WHAT NEEDS TO BE DONE
Each line should be copied exactly.

EXERCISE DATA
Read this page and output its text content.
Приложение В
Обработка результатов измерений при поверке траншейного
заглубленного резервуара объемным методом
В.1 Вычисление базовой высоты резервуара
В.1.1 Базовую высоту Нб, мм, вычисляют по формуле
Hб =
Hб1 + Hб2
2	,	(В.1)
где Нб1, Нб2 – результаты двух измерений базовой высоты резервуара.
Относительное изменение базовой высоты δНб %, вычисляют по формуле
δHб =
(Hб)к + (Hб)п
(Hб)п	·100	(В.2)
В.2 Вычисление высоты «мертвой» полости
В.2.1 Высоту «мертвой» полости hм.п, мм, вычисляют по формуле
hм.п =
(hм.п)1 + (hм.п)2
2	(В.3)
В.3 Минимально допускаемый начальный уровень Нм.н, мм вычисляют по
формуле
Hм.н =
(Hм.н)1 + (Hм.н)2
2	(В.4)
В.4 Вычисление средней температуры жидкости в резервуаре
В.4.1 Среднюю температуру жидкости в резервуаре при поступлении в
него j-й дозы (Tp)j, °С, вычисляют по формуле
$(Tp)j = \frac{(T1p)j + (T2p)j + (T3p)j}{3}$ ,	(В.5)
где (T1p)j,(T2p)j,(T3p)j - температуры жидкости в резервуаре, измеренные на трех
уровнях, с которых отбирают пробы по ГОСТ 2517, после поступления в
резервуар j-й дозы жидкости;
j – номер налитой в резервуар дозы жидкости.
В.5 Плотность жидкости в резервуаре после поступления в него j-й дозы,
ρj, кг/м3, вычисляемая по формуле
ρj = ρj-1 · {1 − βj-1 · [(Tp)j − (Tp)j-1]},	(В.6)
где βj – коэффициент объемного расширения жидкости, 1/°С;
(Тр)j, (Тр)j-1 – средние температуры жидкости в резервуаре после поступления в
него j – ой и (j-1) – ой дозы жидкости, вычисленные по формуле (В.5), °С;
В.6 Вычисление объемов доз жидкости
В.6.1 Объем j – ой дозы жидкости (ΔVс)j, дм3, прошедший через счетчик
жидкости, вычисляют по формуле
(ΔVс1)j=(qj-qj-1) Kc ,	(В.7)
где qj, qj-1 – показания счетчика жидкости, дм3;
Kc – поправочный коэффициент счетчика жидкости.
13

COMPLETE OUTPUT
Read this page and output its text content.
Приложение В
Обработка результатов измерений при поверке траншейного
заглубленного резервуара объемным методом
В.1 Вычисление базовой высоты резервуара
В.1.1 Базовую высоту Нб, мм, вычисляют по формуле
Hб =
Hб1 + Hб2
2	,	(В.1)
где Нб1, Нб2 – результаты двух измерений базовой высоты резервуара.
Относительное изменение базовой высоты δНб %, вычисляют по формуле
δHб =
(Hб)к + (Hб)п
(Hб)п	·100	(В.2)
В.2 Вычисление высоты «мертвой» полости
В.2.1 Высоту «мертвой» полости hм.п, мм, вычисляют по формуле
hм.п =
(hм.п)1 + (hм.п)2
2	(В.3)
В.3 Минимально допускаемый начальный уровень Нм.н, мм вычисляют по
формуле
Hм.н =
(Hм.н)1 + (Hм.н)2
2	(В.4)
В.4 Вычисление средней температуры жидкости в резервуаре
В.4.1 Среднюю температуру жидкости в резервуаре при поступлении в
него j-й дозы (Tp)j, °С, вычисляют по формуле
$(Tp)j = \frac{(T1p)j + (T2p)j + (T3p)j}{3}$ ,	(В.5)
где (T1p)j,(T2p)j,(T3p)j - температуры жидкости в резервуаре, измеренные на трех
уровнях, с которых отбирают пробы по ГОСТ 2517, после поступления в
резервуар j-й дозы жидкости;
j – номер налитой в резервуар дозы жидкости.
В.5 Плотность жидкости в резервуаре после поступления в него j-й дозы,
ρj, кг/м3, вычисляемая по формуле
ρj = ρj-1 · {1 − βj-1 · [(Tp)j − (Tp)j-1]},	(В.6)
где βj – коэффициент объемного расширения жидкости, 1/°С;
(Тр)j, (Тр)j-1 – средние температуры жидкости в резервуаре после поступления в
него j – ой и (j-1) – ой дозы жидкости, вычисленные по формуле (В.5), °С;
В.6 Вычисление объемов доз жидкости
В.6.1 Объем j – ой дозы жидкости (ΔVс)j, дм3, прошедший через счетчик
жидкости, вычисляют по формуле
(ΔVс1)j=(qj-qj-1) Kc ,	(В.7)
где qj, qj-1 – показания счетчика жидкости, дм3;
Kc – поправочный коэффициент счетчика жидкости.
13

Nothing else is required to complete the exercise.